RECORDS FOR THIS EXERCISE
____

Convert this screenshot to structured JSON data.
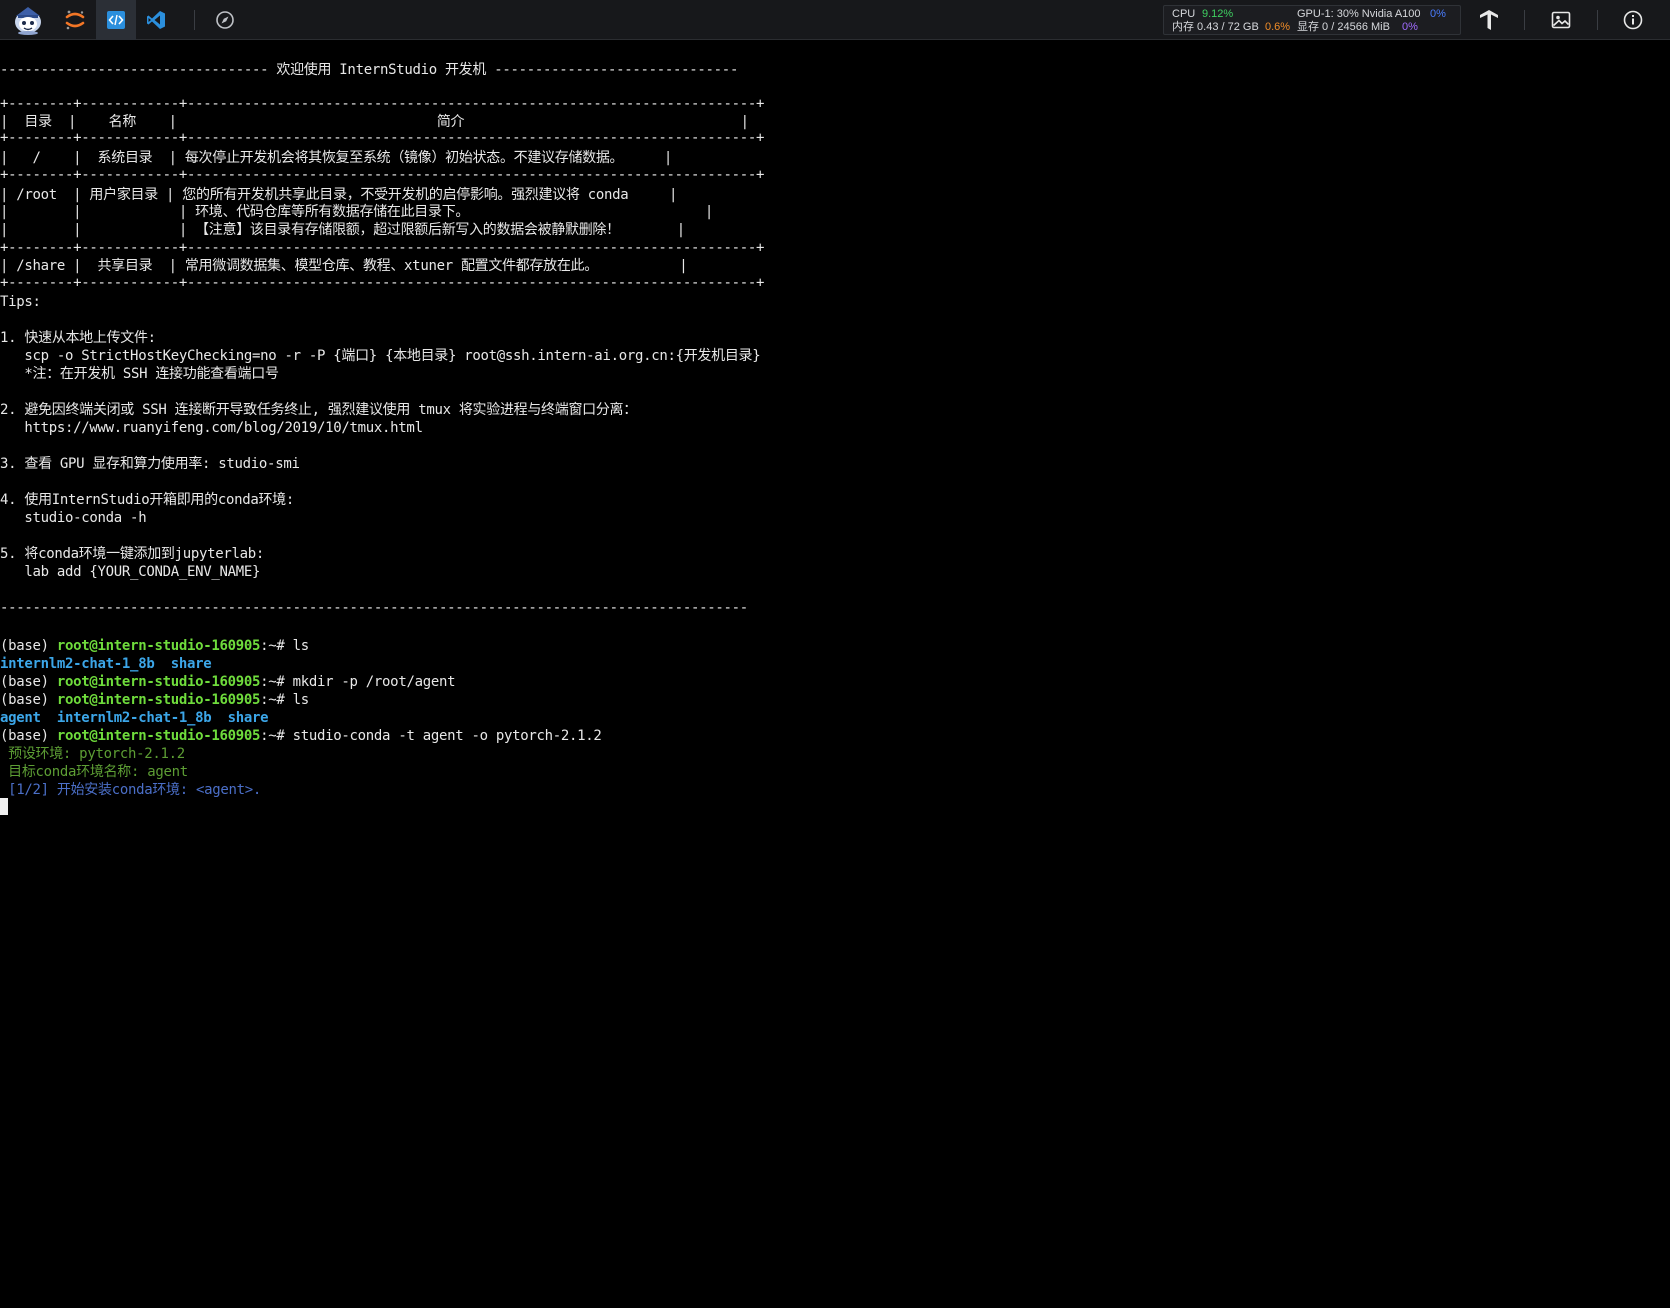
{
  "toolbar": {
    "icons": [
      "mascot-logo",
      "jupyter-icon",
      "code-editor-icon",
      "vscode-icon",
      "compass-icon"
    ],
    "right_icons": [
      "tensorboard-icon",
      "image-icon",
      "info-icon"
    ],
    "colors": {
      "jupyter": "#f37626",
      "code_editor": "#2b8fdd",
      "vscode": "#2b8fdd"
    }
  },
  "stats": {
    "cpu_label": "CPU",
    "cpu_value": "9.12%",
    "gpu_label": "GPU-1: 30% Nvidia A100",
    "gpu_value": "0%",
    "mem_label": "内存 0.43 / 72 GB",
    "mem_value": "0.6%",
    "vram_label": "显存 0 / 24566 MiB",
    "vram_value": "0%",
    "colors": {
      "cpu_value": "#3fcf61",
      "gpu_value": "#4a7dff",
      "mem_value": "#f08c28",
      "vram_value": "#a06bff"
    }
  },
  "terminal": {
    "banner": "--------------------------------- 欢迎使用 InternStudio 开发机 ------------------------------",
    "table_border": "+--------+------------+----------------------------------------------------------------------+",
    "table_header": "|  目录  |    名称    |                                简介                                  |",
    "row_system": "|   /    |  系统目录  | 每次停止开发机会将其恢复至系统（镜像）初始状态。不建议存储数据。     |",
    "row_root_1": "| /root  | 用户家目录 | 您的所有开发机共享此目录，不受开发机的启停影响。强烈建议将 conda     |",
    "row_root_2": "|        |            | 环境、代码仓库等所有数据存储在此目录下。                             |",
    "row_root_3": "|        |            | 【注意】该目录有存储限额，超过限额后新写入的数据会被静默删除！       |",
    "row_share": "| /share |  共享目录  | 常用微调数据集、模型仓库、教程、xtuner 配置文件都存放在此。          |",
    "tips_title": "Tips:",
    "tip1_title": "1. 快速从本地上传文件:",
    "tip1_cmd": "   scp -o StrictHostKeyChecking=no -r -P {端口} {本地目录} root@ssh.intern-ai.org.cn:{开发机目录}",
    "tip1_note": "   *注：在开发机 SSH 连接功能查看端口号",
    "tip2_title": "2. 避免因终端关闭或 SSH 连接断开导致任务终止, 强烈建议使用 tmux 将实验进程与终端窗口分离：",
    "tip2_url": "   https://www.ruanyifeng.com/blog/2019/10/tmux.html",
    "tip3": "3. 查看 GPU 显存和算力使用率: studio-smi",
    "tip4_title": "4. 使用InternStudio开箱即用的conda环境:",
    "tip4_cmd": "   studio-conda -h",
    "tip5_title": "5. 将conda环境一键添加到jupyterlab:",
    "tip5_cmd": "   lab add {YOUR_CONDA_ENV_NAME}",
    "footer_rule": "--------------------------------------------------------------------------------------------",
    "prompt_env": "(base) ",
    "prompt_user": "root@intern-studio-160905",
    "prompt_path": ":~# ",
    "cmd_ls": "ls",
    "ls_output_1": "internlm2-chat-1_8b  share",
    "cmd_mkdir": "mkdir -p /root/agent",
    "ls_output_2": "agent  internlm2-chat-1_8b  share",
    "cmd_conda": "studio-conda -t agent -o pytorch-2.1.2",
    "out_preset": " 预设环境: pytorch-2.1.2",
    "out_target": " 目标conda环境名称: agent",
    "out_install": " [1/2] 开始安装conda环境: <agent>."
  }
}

____

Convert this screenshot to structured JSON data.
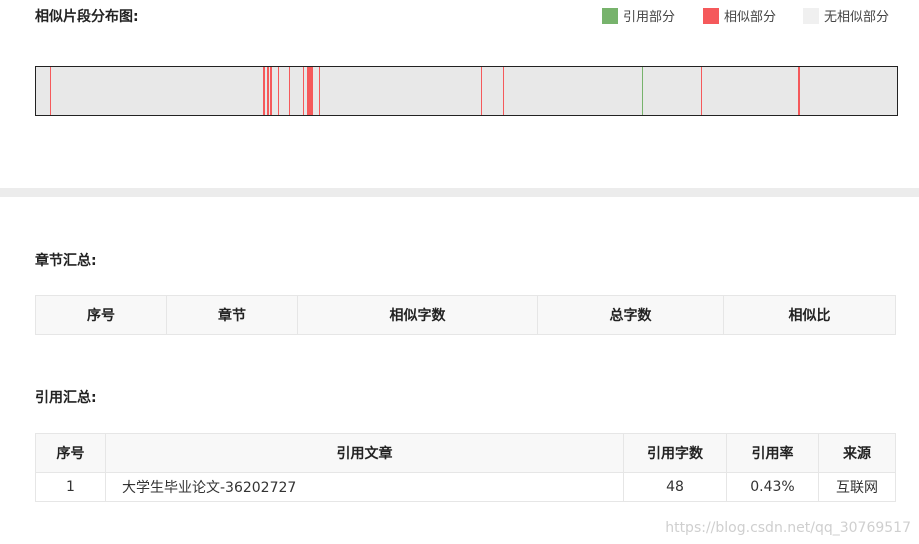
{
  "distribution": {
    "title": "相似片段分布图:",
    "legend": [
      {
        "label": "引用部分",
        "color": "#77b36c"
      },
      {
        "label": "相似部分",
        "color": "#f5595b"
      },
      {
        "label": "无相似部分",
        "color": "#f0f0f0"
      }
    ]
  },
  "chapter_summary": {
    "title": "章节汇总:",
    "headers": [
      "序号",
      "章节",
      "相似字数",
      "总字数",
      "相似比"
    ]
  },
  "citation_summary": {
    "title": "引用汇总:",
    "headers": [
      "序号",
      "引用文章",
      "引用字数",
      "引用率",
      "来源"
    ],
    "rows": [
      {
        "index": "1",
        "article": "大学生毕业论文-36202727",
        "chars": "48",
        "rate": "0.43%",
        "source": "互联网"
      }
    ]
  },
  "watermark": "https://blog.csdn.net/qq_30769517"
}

____

Extract each line from the entries above that contains the string "blog".

    "tip2_url": "   https://www.ruanyifeng.com/blog/2019/10/tmux.html",
  "watermark": "https://blog.csdn.net/qq_30769517"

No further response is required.